Task goal: Look below and pull out each line with the word "color".

-- Rows start --

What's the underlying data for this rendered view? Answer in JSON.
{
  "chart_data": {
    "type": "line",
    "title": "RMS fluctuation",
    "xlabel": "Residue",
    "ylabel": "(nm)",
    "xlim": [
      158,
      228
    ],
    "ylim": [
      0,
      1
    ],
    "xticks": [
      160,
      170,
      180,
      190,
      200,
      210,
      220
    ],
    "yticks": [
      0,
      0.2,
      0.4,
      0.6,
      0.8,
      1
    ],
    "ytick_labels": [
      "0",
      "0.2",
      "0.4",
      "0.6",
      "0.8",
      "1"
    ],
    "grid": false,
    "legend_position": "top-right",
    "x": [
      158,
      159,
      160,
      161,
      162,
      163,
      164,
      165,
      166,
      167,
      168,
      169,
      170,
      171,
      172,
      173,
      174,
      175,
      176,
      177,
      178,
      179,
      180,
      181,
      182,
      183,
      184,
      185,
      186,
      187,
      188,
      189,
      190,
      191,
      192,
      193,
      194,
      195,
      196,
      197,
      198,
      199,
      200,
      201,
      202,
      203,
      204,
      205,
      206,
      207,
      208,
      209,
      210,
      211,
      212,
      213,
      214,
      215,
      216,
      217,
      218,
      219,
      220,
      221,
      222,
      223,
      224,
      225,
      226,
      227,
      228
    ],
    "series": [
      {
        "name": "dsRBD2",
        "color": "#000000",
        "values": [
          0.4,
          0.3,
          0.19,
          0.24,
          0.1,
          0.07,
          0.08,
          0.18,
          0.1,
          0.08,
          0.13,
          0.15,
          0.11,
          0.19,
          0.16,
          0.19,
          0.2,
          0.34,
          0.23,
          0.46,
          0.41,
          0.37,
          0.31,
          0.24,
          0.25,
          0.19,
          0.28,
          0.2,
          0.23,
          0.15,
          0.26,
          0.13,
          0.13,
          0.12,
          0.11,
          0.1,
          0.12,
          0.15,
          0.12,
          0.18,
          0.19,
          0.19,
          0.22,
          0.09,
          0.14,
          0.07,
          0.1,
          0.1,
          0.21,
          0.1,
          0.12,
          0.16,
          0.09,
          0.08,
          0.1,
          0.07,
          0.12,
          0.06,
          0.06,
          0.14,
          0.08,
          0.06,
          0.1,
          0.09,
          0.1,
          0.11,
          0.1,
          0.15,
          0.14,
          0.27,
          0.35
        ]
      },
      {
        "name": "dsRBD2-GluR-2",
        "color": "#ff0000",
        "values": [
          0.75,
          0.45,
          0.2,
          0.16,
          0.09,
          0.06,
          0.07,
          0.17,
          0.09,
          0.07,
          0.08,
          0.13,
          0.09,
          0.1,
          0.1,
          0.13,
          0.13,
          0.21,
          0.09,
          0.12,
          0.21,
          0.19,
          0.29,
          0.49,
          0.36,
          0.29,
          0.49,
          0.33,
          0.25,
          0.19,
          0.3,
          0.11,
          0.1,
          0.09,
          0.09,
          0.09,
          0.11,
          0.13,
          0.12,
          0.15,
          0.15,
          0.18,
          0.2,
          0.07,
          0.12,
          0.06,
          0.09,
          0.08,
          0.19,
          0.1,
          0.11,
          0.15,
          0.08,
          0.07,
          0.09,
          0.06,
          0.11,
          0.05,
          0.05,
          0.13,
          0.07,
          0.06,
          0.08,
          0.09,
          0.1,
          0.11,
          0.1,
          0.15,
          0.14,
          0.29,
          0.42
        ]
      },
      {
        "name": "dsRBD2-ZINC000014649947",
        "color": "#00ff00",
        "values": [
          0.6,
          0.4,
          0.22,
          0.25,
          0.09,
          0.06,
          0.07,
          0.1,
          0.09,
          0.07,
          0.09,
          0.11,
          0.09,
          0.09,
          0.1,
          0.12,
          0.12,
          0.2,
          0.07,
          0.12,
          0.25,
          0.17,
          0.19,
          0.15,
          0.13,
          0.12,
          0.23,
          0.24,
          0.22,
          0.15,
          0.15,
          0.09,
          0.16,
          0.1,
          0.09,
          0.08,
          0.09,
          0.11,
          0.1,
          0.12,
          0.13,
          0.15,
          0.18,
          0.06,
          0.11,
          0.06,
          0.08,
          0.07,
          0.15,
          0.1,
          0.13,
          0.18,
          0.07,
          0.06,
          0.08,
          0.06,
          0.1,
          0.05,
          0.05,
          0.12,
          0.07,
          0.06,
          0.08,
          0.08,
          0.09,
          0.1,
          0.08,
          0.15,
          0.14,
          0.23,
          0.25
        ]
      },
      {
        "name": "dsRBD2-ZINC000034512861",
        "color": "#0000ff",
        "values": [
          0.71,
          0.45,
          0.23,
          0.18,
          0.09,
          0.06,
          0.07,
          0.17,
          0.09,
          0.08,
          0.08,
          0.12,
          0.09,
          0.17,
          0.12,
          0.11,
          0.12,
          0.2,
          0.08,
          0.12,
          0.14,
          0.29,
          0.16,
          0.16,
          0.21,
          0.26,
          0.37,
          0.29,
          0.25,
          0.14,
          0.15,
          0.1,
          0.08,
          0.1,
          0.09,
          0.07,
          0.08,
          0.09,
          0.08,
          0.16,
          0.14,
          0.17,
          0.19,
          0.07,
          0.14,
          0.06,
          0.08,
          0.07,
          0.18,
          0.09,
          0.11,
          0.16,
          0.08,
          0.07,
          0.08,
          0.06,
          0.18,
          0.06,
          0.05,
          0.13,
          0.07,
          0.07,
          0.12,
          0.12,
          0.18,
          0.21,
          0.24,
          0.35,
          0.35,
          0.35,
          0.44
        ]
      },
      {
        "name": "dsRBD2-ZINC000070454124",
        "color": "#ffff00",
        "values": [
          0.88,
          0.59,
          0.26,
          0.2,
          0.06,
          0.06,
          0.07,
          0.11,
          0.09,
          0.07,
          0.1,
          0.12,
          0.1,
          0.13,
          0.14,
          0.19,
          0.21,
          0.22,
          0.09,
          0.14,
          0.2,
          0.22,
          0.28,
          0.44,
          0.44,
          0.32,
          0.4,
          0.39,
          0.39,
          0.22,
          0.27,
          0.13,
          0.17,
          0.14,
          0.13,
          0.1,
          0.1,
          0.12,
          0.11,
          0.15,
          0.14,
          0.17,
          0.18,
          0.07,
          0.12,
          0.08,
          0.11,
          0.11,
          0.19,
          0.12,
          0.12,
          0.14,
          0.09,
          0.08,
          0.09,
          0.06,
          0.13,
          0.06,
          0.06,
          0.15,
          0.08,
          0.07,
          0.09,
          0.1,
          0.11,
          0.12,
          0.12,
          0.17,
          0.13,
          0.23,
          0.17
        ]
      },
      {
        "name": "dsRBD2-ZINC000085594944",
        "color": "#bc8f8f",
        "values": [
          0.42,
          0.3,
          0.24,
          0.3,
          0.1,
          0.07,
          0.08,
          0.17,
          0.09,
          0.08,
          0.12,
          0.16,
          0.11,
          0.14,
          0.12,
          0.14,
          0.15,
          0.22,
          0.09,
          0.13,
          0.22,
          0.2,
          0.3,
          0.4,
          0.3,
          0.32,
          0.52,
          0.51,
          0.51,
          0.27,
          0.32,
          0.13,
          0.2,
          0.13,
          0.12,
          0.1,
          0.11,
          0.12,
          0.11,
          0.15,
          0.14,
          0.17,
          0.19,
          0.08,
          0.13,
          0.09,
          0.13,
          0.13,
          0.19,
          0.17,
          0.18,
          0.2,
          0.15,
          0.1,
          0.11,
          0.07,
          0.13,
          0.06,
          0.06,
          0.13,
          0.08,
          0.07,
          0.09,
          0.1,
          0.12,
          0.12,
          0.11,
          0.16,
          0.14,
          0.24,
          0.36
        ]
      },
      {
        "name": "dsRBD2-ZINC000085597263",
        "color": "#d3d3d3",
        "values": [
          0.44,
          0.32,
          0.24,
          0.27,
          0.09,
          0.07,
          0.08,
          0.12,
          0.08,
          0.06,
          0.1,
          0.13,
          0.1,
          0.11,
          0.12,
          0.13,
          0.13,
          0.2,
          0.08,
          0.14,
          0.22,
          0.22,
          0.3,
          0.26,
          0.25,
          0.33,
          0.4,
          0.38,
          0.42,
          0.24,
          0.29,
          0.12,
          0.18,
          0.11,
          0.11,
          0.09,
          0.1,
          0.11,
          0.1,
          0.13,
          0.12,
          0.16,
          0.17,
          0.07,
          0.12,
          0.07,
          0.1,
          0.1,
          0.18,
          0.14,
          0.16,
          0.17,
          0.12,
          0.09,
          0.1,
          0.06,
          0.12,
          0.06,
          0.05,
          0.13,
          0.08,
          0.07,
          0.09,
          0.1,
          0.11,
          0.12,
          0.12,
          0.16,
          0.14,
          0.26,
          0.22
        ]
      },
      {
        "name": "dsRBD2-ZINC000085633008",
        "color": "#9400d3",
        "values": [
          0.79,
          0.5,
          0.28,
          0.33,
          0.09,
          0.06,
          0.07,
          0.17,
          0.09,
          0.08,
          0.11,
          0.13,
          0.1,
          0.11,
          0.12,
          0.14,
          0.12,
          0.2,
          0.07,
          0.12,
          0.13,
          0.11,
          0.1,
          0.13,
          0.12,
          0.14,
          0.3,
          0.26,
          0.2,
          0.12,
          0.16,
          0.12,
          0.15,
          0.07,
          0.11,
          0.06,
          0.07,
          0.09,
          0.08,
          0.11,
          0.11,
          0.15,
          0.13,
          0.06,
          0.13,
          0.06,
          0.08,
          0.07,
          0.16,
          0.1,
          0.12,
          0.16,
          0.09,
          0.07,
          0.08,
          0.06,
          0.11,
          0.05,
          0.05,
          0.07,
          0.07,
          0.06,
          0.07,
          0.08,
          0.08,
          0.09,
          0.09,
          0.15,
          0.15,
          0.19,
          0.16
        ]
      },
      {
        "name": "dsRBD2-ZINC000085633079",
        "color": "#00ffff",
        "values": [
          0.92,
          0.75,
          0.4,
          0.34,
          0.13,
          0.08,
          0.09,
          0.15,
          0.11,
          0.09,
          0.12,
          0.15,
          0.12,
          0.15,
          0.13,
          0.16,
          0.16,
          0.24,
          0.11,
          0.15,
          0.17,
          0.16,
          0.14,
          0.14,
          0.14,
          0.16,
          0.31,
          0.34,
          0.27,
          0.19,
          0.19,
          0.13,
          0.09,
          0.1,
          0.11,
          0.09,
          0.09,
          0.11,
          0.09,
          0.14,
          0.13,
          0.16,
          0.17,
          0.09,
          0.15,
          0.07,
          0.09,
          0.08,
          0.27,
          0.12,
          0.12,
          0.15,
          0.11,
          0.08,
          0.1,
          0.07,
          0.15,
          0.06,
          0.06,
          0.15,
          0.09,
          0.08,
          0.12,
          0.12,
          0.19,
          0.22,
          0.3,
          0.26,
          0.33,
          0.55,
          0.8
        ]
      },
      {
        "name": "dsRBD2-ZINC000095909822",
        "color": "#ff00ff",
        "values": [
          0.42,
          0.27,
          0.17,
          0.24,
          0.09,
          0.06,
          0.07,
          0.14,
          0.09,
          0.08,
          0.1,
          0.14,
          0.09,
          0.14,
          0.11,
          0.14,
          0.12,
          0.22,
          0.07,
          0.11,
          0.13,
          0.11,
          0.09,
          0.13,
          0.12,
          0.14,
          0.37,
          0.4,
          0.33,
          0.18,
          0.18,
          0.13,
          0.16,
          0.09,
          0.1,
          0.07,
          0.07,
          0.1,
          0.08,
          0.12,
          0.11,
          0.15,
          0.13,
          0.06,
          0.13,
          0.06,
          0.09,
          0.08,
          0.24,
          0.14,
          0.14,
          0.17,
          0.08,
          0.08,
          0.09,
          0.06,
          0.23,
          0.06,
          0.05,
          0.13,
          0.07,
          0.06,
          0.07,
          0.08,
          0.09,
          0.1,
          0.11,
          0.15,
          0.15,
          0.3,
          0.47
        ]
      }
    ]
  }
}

-- Rows end --

Answer:
        "color": "#000000",
        "color": "#ff0000",
        "color": "#00ff00",
        "color": "#0000ff",
        "color": "#ffff00",
        "color": "#bc8f8f",
        "color": "#d3d3d3",
        "color": "#9400d3",
        "color": "#00ffff",
        "color": "#ff00ff",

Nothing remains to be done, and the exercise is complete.